## SOURCE DOCUMENT
━━━━━━━━━━━━━━━━━━━━━━━━━━━━━━
4) If zNewFile is not null, then rekey_db is not “block copied” back to the main db near the end of the function (sqlite3BtreeCopyFile is skipped).
From: Billy Gray [mailto:wg...@zetetic.net]
Sent: Thursday, February 24, 2011 4:46 PM
To: sqlc...@googlegroups.com
Cc: Michael Stephenson; Stephen Lombardo
Subject: Re: SQLCipher v2 Beta
Nice work, Mike!
Just so you know, case 3 should already be taken care of by sqlite3_rekey(). We've used that to upgrade some of our customers' databases in-place to adjust the KDF iterations (we bumped it from 1000 to 4000). There's some documentation on it here:
Obviously, you need the key for that, but if your program has unlocked the database successfully, than the key is already known.
Cheers,
Billy
On Thu, Feb 24, 2011 at 4:36 PM, Michael Stephenson <domeh...@gmail.com> wrote:
Hi Stephen,
Just wanted to let you know that I’ve got a working implementation of in-place rekeying of a database.
As I see it, there are three cases:
1) Encrypt an unencrypted database.
2) Decrypt an encrypted database.
3) Change the encryption on an encrypted database.
I have cases 1 and 2 working right now. Haven’t visited case 3 (that theoretically should be the simplest case, but we’ll see; it might require a different approach than cases 1 and 2).
━━━━━━━━━━━━━━━━━━━━━━━━━━━━━━
## SUPPLIED DATA

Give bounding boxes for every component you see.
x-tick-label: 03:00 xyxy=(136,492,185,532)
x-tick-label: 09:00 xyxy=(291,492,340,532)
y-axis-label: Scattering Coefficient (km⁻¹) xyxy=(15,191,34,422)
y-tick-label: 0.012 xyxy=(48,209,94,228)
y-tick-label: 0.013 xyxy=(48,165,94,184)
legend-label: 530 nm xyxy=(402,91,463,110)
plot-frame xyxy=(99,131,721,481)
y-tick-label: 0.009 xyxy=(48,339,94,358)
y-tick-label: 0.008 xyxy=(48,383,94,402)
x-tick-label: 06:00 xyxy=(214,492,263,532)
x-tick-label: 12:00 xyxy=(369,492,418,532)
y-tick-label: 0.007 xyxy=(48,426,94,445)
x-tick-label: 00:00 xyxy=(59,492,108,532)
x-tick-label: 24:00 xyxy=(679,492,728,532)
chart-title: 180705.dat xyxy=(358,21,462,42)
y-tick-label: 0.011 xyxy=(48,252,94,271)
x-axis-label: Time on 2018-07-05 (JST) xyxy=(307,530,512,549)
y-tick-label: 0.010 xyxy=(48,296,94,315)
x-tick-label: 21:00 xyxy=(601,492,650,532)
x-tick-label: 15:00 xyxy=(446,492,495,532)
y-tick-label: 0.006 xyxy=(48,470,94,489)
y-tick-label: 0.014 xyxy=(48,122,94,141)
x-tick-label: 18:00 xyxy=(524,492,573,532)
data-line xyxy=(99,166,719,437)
━━━━━━━━━━━━━━━━━━━━━━━━━━━━━━
## EXERCISES TO COMPLETE
1) In the SQLCipher email thread, to what number of KDF iterations were some customers' databases raised?
2) Rewrite the SQLCipher email thread from "As I see it, there" up to and including "on an encrypted database.", replacing "three cases" with "three scenarios".

## RESULTS OF THE TASKS
1) 4000 (up from 1000).

2)
As I see it, there are three scenarios:
1) Encrypt an unencrypted database.
2) Decrypt an encrypted database.
3) Change the encryption on an encrypted database.